Dataset rows
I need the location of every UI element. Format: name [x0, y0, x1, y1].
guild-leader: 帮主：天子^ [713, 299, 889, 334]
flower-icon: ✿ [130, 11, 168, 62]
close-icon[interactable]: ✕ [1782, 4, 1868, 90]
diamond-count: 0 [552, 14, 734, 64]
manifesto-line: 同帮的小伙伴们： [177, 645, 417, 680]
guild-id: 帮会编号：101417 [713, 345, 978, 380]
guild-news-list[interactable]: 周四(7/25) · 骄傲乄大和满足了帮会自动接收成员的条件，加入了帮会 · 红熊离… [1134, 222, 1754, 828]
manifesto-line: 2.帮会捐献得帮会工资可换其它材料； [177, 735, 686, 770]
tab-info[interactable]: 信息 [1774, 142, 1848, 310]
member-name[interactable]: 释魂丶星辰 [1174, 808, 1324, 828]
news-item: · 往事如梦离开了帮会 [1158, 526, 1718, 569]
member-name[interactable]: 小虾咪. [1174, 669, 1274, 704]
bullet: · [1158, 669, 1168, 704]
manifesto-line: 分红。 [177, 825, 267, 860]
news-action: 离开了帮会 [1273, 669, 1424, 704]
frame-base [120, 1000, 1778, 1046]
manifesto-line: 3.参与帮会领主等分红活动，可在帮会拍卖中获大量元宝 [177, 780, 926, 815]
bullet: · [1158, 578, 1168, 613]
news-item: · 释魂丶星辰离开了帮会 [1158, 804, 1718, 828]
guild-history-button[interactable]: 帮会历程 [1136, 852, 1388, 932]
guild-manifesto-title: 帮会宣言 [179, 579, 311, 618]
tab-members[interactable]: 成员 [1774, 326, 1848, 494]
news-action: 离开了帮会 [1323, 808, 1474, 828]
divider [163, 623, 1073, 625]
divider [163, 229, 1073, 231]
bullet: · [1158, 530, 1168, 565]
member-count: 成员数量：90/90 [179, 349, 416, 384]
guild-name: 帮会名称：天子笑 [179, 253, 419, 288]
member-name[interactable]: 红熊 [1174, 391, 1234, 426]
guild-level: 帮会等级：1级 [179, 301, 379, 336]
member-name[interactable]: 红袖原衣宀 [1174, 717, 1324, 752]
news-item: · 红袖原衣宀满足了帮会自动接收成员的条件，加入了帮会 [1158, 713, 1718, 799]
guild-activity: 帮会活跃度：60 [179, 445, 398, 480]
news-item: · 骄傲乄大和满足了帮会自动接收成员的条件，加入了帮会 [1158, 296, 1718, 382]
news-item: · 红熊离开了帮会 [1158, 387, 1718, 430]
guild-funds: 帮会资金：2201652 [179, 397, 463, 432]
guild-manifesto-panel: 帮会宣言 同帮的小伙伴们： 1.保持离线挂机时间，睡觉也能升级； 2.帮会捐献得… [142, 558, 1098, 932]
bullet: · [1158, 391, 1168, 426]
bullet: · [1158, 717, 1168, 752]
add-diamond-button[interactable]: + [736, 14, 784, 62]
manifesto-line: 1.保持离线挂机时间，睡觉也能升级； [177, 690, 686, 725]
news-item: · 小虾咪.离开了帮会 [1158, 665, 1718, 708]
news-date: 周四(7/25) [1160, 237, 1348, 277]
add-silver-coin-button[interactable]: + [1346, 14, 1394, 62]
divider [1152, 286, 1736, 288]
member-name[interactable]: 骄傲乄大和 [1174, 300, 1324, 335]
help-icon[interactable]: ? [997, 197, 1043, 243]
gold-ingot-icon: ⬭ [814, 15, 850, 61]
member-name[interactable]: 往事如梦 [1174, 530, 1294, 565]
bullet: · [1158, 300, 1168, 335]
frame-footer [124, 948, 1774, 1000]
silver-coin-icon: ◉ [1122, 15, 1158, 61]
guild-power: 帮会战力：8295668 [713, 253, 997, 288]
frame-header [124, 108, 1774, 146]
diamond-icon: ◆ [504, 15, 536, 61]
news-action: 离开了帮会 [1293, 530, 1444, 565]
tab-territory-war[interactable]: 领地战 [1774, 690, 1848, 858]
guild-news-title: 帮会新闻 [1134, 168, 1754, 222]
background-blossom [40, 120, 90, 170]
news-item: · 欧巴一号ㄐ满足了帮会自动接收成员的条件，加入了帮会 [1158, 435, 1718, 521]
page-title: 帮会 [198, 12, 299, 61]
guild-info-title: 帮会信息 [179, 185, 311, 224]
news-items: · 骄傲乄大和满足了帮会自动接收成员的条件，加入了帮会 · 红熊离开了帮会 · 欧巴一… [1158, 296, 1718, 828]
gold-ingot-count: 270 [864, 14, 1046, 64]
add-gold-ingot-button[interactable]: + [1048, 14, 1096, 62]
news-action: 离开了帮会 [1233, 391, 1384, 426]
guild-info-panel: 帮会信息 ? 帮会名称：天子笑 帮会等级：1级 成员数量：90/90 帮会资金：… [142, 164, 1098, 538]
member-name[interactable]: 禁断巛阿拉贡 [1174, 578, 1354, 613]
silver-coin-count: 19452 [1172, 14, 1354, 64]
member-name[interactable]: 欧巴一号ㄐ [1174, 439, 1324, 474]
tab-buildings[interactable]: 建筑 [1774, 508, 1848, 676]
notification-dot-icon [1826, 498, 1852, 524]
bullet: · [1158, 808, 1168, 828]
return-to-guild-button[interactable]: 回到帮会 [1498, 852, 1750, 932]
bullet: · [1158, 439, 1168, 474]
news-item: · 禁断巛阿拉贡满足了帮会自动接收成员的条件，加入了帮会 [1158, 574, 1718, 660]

- [INSTRUCTIONS TO FOLLOW]: Reproduce every item above line for line, without altering any character.

- [FULL OUTPUT]:
I need the location of every UI element. Format: name [x0, y0, x1, y1].
guild-leader: 帮主：天子^ [713, 299, 889, 334]
flower-icon: ✿ [130, 11, 168, 62]
close-icon[interactable]: ✕ [1782, 4, 1868, 90]
diamond-count: 0 [552, 14, 734, 64]
manifesto-line: 同帮的小伙伴们： [177, 645, 417, 680]
guild-id: 帮会编号：101417 [713, 345, 978, 380]
guild-news-list[interactable]: 周四(7/25) · 骄傲乄大和满足了帮会自动接收成员的条件，加入了帮会 · 红熊离… [1134, 222, 1754, 828]
manifesto-line: 2.帮会捐献得帮会工资可换其它材料； [177, 735, 686, 770]
tab-info[interactable]: 信息 [1774, 142, 1848, 310]
member-name[interactable]: 释魂丶星辰 [1174, 808, 1324, 828]
news-item: · 往事如梦离开了帮会 [1158, 526, 1718, 569]
member-name[interactable]: 小虾咪. [1174, 669, 1274, 704]
bullet: · [1158, 669, 1168, 704]
manifesto-line: 分红。 [177, 825, 267, 860]
news-action: 离开了帮会 [1273, 669, 1424, 704]
frame-base [120, 1000, 1778, 1046]
manifesto-line: 3.参与帮会领主等分红活动，可在帮会拍卖中获大量元宝 [177, 780, 926, 815]
bullet: · [1158, 578, 1168, 613]
news-item: · 释魂丶星辰离开了帮会 [1158, 804, 1718, 828]
guild-history-button[interactable]: 帮会历程 [1136, 852, 1388, 932]
guild-manifesto-title: 帮会宣言 [179, 579, 311, 618]
tab-members[interactable]: 成员 [1774, 326, 1848, 494]
news-action: 离开了帮会 [1323, 808, 1474, 828]
divider [163, 623, 1073, 625]
divider [163, 229, 1073, 231]
bullet: · [1158, 530, 1168, 565]
member-count: 成员数量：90/90 [179, 349, 416, 384]
guild-name: 帮会名称：天子笑 [179, 253, 419, 288]
member-name[interactable]: 红熊 [1174, 391, 1234, 426]
guild-level: 帮会等级：1级 [179, 301, 379, 336]
member-name[interactable]: 红袖原衣宀 [1174, 717, 1324, 752]
news-item: · 红袖原衣宀满足了帮会自动接收成员的条件，加入了帮会 [1158, 713, 1718, 799]
guild-activity: 帮会活跃度：60 [179, 445, 398, 480]
news-item: · 骄傲乄大和满足了帮会自动接收成员的条件，加入了帮会 [1158, 296, 1718, 382]
news-item: · 红熊离开了帮会 [1158, 387, 1718, 430]
guild-funds: 帮会资金：2201652 [179, 397, 463, 432]
guild-manifesto-panel: 帮会宣言 同帮的小伙伴们： 1.保持离线挂机时间，睡觉也能升级； 2.帮会捐献得… [142, 558, 1098, 932]
bullet: · [1158, 391, 1168, 426]
bullet: · [1158, 717, 1168, 752]
add-diamond-button[interactable]: + [736, 14, 784, 62]
manifesto-line: 1.保持离线挂机时间，睡觉也能升级； [177, 690, 686, 725]
news-item: · 小虾咪.离开了帮会 [1158, 665, 1718, 708]
news-date: 周四(7/25) [1160, 237, 1348, 277]
add-silver-coin-button[interactable]: + [1346, 14, 1394, 62]
divider [1152, 286, 1736, 288]
member-name[interactable]: 骄傲乄大和 [1174, 300, 1324, 335]
help-icon[interactable]: ? [997, 197, 1043, 243]
gold-ingot-icon: ⬭ [814, 15, 850, 61]
member-name[interactable]: 往事如梦 [1174, 530, 1294, 565]
bullet: · [1158, 300, 1168, 335]
frame-footer [124, 948, 1774, 1000]
silver-coin-icon: ◉ [1122, 15, 1158, 61]
guild-power: 帮会战力：8295668 [713, 253, 997, 288]
frame-header [124, 108, 1774, 146]
diamond-icon: ◆ [504, 15, 536, 61]
news-action: 离开了帮会 [1293, 530, 1444, 565]
tab-territory-war[interactable]: 领地战 [1774, 690, 1848, 858]
guild-news-title: 帮会新闻 [1134, 168, 1754, 222]
background-blossom [40, 120, 90, 170]
news-item: · 欧巴一号ㄐ满足了帮会自动接收成员的条件，加入了帮会 [1158, 435, 1718, 521]
page-title: 帮会 [198, 12, 299, 61]
guild-info-title: 帮会信息 [179, 185, 311, 224]
news-items: · 骄傲乄大和满足了帮会自动接收成员的条件，加入了帮会 · 红熊离开了帮会 · 欧巴一… [1158, 296, 1718, 828]
gold-ingot-count: 270 [864, 14, 1046, 64]
add-gold-ingot-button[interactable]: + [1048, 14, 1096, 62]
news-action: 离开了帮会 [1233, 391, 1384, 426]
guild-info-panel: 帮会信息 ? 帮会名称：天子笑 帮会等级：1级 成员数量：90/90 帮会资金：… [142, 164, 1098, 538]
member-name[interactable]: 禁断巛阿拉贡 [1174, 578, 1354, 613]
silver-coin-count: 19452 [1172, 14, 1354, 64]
member-name[interactable]: 欧巴一号ㄐ [1174, 439, 1324, 474]
tab-buildings[interactable]: 建筑 [1774, 508, 1848, 676]
notification-dot-icon [1826, 498, 1852, 524]
bullet: · [1158, 808, 1168, 828]
return-to-guild-button[interactable]: 回到帮会 [1498, 852, 1750, 932]
bullet: · [1158, 439, 1168, 474]
news-item: · 禁断巛阿拉贡满足了帮会自动接收成员的条件，加入了帮会 [1158, 574, 1718, 660]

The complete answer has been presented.